Records from a dataset
________________________________________

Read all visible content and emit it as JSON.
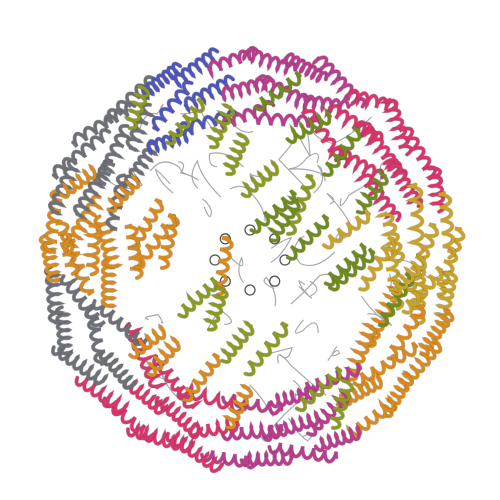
{
  "image": {
    "subject": "protein-cage-ribbon-structure",
    "background": "#ffffff",
    "palette": {
      "gray": "#6e7078",
      "pink": "#d8356a",
      "magenta": "#b83d8c",
      "orange": "#d98a1f",
      "gold": "#c9a227",
      "olive": "#8c9a22",
      "green": "#6f8b1e",
      "blue": "#4f56b8",
      "violet": "#7a54a8",
      "coil": "#9a9aa2"
    }
  }
}
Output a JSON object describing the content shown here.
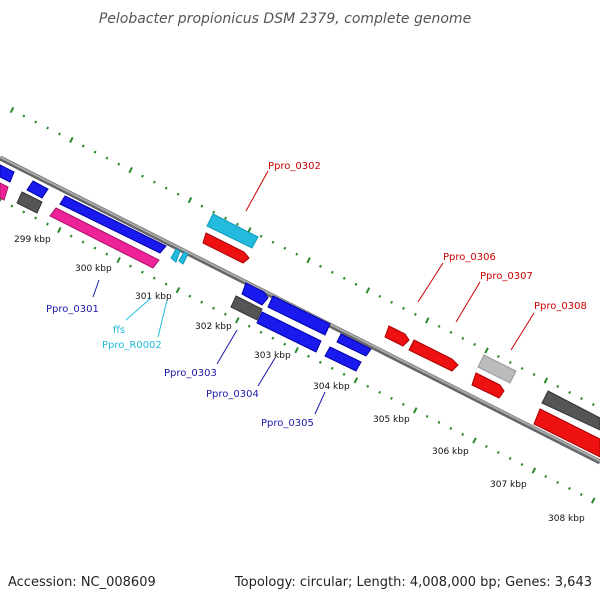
{
  "title": "Pelobacter propionicus DSM 2379, complete genome",
  "footer": {
    "accession": "Accession: NC_008609",
    "topology": "Topology: circular; Length: 4,008,000 bp; Genes: 3,643"
  },
  "colors": {
    "blue": "#1a1aee",
    "red": "#ee1111",
    "pink": "#ee2299",
    "cyan": "#22bbdd",
    "darkgray": "#555555",
    "lightgray": "#bbbbbb",
    "backbone": "#888888",
    "ticks": "#2a8a2a",
    "label_blue": "#1a1aaa",
    "label_red": "#cc0000",
    "label_cyan": "#22bbdd"
  },
  "kbp_labels": [
    "299 kbp",
    "300 kbp",
    "301 kbp",
    "302 kbp",
    "303 kbp",
    "304 kbp",
    "305 kbp",
    "306 kbp",
    "307 kbp",
    "308 kbp"
  ],
  "gene_labels": {
    "ppro_0301": "Ppro_0301",
    "ffs": "ffs",
    "ppro_r0002": "Ppro_R0002",
    "ppro_0302": "Ppro_0302",
    "ppro_0303": "Ppro_0303",
    "ppro_0304": "Ppro_0304",
    "ppro_0305": "Ppro_0305",
    "ppro_0306": "Ppro_0306",
    "ppro_0307": "Ppro_0307",
    "ppro_0308": "Ppro_0308"
  }
}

________________________________________

--- About this task ---
Output the data exactly as it is, with the pictures dropped.

--- Finished task ---
Read all visible content and emit it as JSON.
{
  "image": {
    "subject": "protein-cage-ribbon-structure",
    "background": "#ffffff",
    "palette": {
      "gray": "#6e7078",
      "pink": "#d8356a",
      "magenta": "#b83d8c",
      "orange": "#d98a1f",
      "gold": "#c9a227",
      "olive": "#8c9a22",
      "green": "#6f8b1e",
      "blue": "#4f56b8",
      "violet": "#7a54a8",
      "coil": "#9a9aa2"
    }
  }
}
Output a JSON object describing the content shown here.
{
  "title": "Pelobacter propionicus DSM 2379, complete genome",
  "footer": {
    "accession": "Accession: NC_008609",
    "topology": "Topology: circular; Length: 4,008,000 bp; Genes: 3,643"
  },
  "colors": {
    "blue": "#1a1aee",
    "red": "#ee1111",
    "pink": "#ee2299",
    "cyan": "#22bbdd",
    "darkgray": "#555555",
    "lightgray": "#bbbbbb",
    "backbone": "#888888",
    "ticks": "#2a8a2a",
    "label_blue": "#1a1aaa",
    "label_red": "#cc0000",
    "label_cyan": "#22bbdd"
  },
  "kbp_labels": [
    "299 kbp",
    "300 kbp",
    "301 kbp",
    "302 kbp",
    "303 kbp",
    "304 kbp",
    "305 kbp",
    "306 kbp",
    "307 kbp",
    "308 kbp"
  ],
  "gene_labels": {
    "ppro_0301": "Ppro_0301",
    "ffs": "ffs",
    "ppro_r0002": "Ppro_R0002",
    "ppro_0302": "Ppro_0302",
    "ppro_0303": "Ppro_0303",
    "ppro_0304": "Ppro_0304",
    "ppro_0305": "Ppro_0305",
    "ppro_0306": "Ppro_0306",
    "ppro_0307": "Ppro_0307",
    "ppro_0308": "Ppro_0308"
  }
}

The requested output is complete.